#### WRITTEN EXERCISE:
Restate the complete material exactly.

[RECORDS PROVIDED start]

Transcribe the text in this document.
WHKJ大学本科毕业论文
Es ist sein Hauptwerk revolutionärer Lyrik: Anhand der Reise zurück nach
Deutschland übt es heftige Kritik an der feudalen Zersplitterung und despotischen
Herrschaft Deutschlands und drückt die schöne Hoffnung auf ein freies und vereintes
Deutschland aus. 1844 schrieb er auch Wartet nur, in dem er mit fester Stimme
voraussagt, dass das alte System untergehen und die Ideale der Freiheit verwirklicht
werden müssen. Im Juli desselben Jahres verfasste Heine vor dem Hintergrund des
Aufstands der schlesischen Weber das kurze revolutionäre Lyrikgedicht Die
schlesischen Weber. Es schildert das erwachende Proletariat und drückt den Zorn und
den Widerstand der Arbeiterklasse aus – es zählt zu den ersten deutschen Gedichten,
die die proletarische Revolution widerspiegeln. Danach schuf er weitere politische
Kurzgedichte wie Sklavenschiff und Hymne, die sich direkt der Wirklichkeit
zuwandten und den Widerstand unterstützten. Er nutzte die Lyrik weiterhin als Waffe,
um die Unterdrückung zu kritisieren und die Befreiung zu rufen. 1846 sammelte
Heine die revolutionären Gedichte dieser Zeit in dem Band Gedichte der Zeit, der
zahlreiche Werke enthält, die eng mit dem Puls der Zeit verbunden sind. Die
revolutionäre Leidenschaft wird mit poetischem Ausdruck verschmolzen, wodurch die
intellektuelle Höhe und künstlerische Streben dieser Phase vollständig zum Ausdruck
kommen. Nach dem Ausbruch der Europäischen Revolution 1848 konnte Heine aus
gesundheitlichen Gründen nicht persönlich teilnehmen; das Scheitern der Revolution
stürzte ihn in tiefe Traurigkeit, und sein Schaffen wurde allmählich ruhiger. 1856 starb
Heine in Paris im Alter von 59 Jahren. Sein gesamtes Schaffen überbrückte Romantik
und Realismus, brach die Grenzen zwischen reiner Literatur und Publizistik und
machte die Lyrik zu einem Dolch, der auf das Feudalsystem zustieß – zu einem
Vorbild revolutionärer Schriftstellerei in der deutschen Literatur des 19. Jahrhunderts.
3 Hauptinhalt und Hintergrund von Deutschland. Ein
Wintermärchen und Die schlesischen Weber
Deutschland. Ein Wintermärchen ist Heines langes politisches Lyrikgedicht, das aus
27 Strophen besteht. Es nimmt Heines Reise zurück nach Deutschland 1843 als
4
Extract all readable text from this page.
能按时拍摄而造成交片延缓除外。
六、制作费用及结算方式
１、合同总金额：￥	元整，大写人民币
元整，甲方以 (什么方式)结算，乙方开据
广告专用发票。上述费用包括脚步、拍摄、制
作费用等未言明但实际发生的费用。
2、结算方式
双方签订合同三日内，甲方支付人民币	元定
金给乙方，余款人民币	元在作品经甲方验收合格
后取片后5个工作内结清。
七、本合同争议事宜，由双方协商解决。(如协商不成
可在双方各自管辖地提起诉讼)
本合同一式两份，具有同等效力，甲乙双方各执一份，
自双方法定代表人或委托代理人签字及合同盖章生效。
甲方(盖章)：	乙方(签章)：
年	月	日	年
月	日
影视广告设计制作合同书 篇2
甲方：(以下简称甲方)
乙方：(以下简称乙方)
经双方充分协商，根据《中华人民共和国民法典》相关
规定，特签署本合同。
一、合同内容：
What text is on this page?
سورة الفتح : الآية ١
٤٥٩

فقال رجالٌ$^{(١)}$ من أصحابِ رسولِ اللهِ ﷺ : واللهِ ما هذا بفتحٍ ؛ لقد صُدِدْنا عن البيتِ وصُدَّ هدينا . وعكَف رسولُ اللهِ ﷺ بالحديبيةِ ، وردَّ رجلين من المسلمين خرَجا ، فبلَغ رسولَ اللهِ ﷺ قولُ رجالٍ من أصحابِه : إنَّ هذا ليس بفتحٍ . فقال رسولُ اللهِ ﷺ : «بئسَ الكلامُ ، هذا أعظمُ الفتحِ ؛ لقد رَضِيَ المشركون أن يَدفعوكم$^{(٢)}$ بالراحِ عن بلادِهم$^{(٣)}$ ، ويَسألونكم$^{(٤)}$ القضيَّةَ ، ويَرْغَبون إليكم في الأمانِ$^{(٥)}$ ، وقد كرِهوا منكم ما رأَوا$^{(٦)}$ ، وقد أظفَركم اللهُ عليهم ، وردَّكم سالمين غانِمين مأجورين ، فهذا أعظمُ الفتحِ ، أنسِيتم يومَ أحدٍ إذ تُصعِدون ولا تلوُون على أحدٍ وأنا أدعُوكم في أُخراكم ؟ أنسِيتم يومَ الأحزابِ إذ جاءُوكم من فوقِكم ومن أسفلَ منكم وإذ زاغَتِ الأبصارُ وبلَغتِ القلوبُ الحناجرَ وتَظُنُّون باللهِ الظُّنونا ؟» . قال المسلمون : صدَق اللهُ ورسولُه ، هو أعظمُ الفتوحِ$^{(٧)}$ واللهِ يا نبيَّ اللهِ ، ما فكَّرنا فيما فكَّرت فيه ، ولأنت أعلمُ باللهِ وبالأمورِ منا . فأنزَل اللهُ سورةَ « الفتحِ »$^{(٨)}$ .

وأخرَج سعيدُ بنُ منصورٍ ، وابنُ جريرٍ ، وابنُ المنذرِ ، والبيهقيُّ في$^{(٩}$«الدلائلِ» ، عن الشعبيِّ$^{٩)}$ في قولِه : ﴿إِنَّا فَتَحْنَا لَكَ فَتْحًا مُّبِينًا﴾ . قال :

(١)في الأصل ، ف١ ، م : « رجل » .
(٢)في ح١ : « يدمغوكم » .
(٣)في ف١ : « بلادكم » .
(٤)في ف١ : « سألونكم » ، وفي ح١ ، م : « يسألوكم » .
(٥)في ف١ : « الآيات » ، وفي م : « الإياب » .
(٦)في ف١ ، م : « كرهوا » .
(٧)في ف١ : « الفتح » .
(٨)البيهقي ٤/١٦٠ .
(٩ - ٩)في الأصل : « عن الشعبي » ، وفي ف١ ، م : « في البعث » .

[RECORDS PROVIDED end]

#### FULL OUTPUT:
Transcribe the text in this document.
WHKJ大学本科毕业论文
Es ist sein Hauptwerk revolutionärer Lyrik: Anhand der Reise zurück nach
Deutschland übt es heftige Kritik an der feudalen Zersplitterung und despotischen
Herrschaft Deutschlands und drückt die schöne Hoffnung auf ein freies und vereintes
Deutschland aus. 1844 schrieb er auch Wartet nur, in dem er mit fester Stimme
voraussagt, dass das alte System untergehen und die Ideale der Freiheit verwirklicht
werden müssen. Im Juli desselben Jahres verfasste Heine vor dem Hintergrund des
Aufstands der schlesischen Weber das kurze revolutionäre Lyrikgedicht Die
schlesischen Weber. Es schildert das erwachende Proletariat und drückt den Zorn und
den Widerstand der Arbeiterklasse aus – es zählt zu den ersten deutschen Gedichten,
die die proletarische Revolution widerspiegeln. Danach schuf er weitere politische
Kurzgedichte wie Sklavenschiff und Hymne, die sich direkt der Wirklichkeit
zuwandten und den Widerstand unterstützten. Er nutzte die Lyrik weiterhin als Waffe,
um die Unterdrückung zu kritisieren und die Befreiung zu rufen. 1846 sammelte
Heine die revolutionären Gedichte dieser Zeit in dem Band Gedichte der Zeit, der
zahlreiche Werke enthält, die eng mit dem Puls der Zeit verbunden sind. Die
revolutionäre Leidenschaft wird mit poetischem Ausdruck verschmolzen, wodurch die
intellektuelle Höhe und künstlerische Streben dieser Phase vollständig zum Ausdruck
kommen. Nach dem Ausbruch der Europäischen Revolution 1848 konnte Heine aus
gesundheitlichen Gründen nicht persönlich teilnehmen; das Scheitern der Revolution
stürzte ihn in tiefe Traurigkeit, und sein Schaffen wurde allmählich ruhiger. 1856 starb
Heine in Paris im Alter von 59 Jahren. Sein gesamtes Schaffen überbrückte Romantik
und Realismus, brach die Grenzen zwischen reiner Literatur und Publizistik und
machte die Lyrik zu einem Dolch, der auf das Feudalsystem zustieß – zu einem
Vorbild revolutionärer Schriftstellerei in der deutschen Literatur des 19. Jahrhunderts.
3 Hauptinhalt und Hintergrund von Deutschland. Ein
Wintermärchen und Die schlesischen Weber
Deutschland. Ein Wintermärchen ist Heines langes politisches Lyrikgedicht, das aus
27 Strophen besteht. Es nimmt Heines Reise zurück nach Deutschland 1843 als
4
Extract all readable text from this page.
能按时拍摄而造成交片延缓除外。
六、制作费用及结算方式
１、合同总金额：￥	元整，大写人民币
元整，甲方以 (什么方式)结算，乙方开据
广告专用发票。上述费用包括脚步、拍摄、制
作费用等未言明但实际发生的费用。
2、结算方式
双方签订合同三日内，甲方支付人民币	元定
金给乙方，余款人民币	元在作品经甲方验收合格
后取片后5个工作内结清。
七、本合同争议事宜，由双方协商解决。(如协商不成
可在双方各自管辖地提起诉讼)
本合同一式两份，具有同等效力，甲乙双方各执一份，
自双方法定代表人或委托代理人签字及合同盖章生效。
甲方(盖章)：	乙方(签章)：
年	月	日	年
月	日
影视广告设计制作合同书 篇2
甲方：(以下简称甲方)
乙方：(以下简称乙方)
经双方充分协商，根据《中华人民共和国民法典》相关
规定，特签署本合同。
一、合同内容：
What text is on this page?
سورة الفتح : الآية ١
٤٥٩

فقال رجالٌ$^{(١)}$ من أصحابِ رسولِ اللهِ ﷺ : واللهِ ما هذا بفتحٍ ؛ لقد صُدِدْنا عن البيتِ وصُدَّ هدينا . وعكَف رسولُ اللهِ ﷺ بالحديبيةِ ، وردَّ رجلين من المسلمين خرَجا ، فبلَغ رسولَ اللهِ ﷺ قولُ رجالٍ من أصحابِه : إنَّ هذا ليس بفتحٍ . فقال رسولُ اللهِ ﷺ : «بئسَ الكلامُ ، هذا أعظمُ الفتحِ ؛ لقد رَضِيَ المشركون أن يَدفعوكم$^{(٢)}$ بالراحِ عن بلادِهم$^{(٣)}$ ، ويَسألونكم$^{(٤)}$ القضيَّةَ ، ويَرْغَبون إليكم في الأمانِ$^{(٥)}$ ، وقد كرِهوا منكم ما رأَوا$^{(٦)}$ ، وقد أظفَركم اللهُ عليهم ، وردَّكم سالمين غانِمين مأجورين ، فهذا أعظمُ الفتحِ ، أنسِيتم يومَ أحدٍ إذ تُصعِدون ولا تلوُون على أحدٍ وأنا أدعُوكم في أُخراكم ؟ أنسِيتم يومَ الأحزابِ إذ جاءُوكم من فوقِكم ومن أسفلَ منكم وإذ زاغَتِ الأبصارُ وبلَغتِ القلوبُ الحناجرَ وتَظُنُّون باللهِ الظُّنونا ؟» . قال المسلمون : صدَق اللهُ ورسولُه ، هو أعظمُ الفتوحِ$^{(٧)}$ واللهِ يا نبيَّ اللهِ ، ما فكَّرنا فيما فكَّرت فيه ، ولأنت أعلمُ باللهِ وبالأمورِ منا . فأنزَل اللهُ سورةَ « الفتحِ »$^{(٨)}$ .

وأخرَج سعيدُ بنُ منصورٍ ، وابنُ جريرٍ ، وابنُ المنذرِ ، والبيهقيُّ في$^{(٩}$«الدلائلِ» ، عن الشعبيِّ$^{٩)}$ في قولِه : ﴿إِنَّا فَتَحْنَا لَكَ فَتْحًا مُّبِينًا﴾ . قال :

(١)في الأصل ، ف١ ، م : « رجل » .
(٢)في ح١ : « يدمغوكم » .
(٣)في ف١ : « بلادكم » .
(٤)في ف١ : « سألونكم » ، وفي ح١ ، م : « يسألوكم » .
(٥)في ف١ : « الآيات » ، وفي م : « الإياب » .
(٦)في ف١ ، م : « كرهوا » .
(٧)في ف١ : « الفتح » .
(٨)البيهقي ٤/١٦٠ .
(٩ - ٩)في الأصل : « عن الشعبي » ، وفي ف١ ، م : « في البعث » .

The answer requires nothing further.